Select, from the material below, each line with "area" in it.

··· Working data ···

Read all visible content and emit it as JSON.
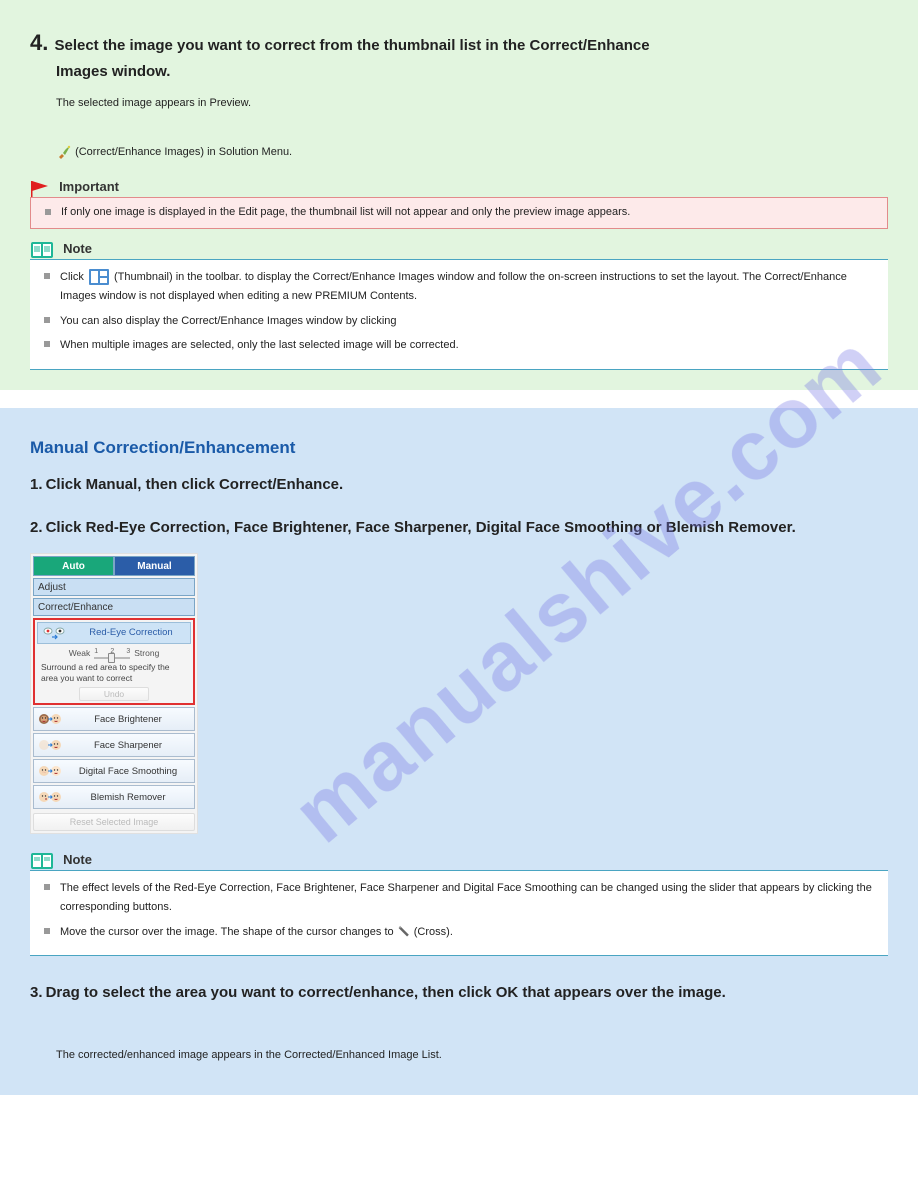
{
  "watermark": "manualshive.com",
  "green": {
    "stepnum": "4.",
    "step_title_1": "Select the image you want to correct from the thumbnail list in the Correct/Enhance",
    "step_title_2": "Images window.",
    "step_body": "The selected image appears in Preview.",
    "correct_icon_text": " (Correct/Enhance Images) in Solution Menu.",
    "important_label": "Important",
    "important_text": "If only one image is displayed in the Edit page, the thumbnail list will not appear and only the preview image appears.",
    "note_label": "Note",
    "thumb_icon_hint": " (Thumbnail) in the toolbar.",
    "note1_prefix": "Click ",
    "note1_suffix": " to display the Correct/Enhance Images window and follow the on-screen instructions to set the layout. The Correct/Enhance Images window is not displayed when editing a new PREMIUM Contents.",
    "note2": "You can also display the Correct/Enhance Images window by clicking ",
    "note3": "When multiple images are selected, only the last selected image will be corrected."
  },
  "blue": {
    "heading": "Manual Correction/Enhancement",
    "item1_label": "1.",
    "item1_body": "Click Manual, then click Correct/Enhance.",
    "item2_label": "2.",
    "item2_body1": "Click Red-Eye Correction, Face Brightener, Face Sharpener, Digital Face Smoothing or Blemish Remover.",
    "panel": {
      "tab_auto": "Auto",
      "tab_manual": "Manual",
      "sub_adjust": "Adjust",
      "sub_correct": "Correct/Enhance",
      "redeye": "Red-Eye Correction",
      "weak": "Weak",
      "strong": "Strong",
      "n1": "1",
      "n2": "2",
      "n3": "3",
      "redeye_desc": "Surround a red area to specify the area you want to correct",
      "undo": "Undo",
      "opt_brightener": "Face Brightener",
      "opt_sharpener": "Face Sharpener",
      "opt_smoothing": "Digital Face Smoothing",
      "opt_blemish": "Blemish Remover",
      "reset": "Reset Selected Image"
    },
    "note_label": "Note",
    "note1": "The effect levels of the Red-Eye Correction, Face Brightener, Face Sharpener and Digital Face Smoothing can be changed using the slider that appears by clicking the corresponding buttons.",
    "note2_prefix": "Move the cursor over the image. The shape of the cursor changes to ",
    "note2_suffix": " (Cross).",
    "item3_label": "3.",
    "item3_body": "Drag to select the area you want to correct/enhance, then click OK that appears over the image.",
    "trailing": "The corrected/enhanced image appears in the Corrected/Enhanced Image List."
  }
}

···

Exercise output →
      "redeye_desc": "Surround a red area to specify the area you want to correct",
    "item3_body": "Drag to select the area you want to correct/enhance, then click OK that appears over the image.",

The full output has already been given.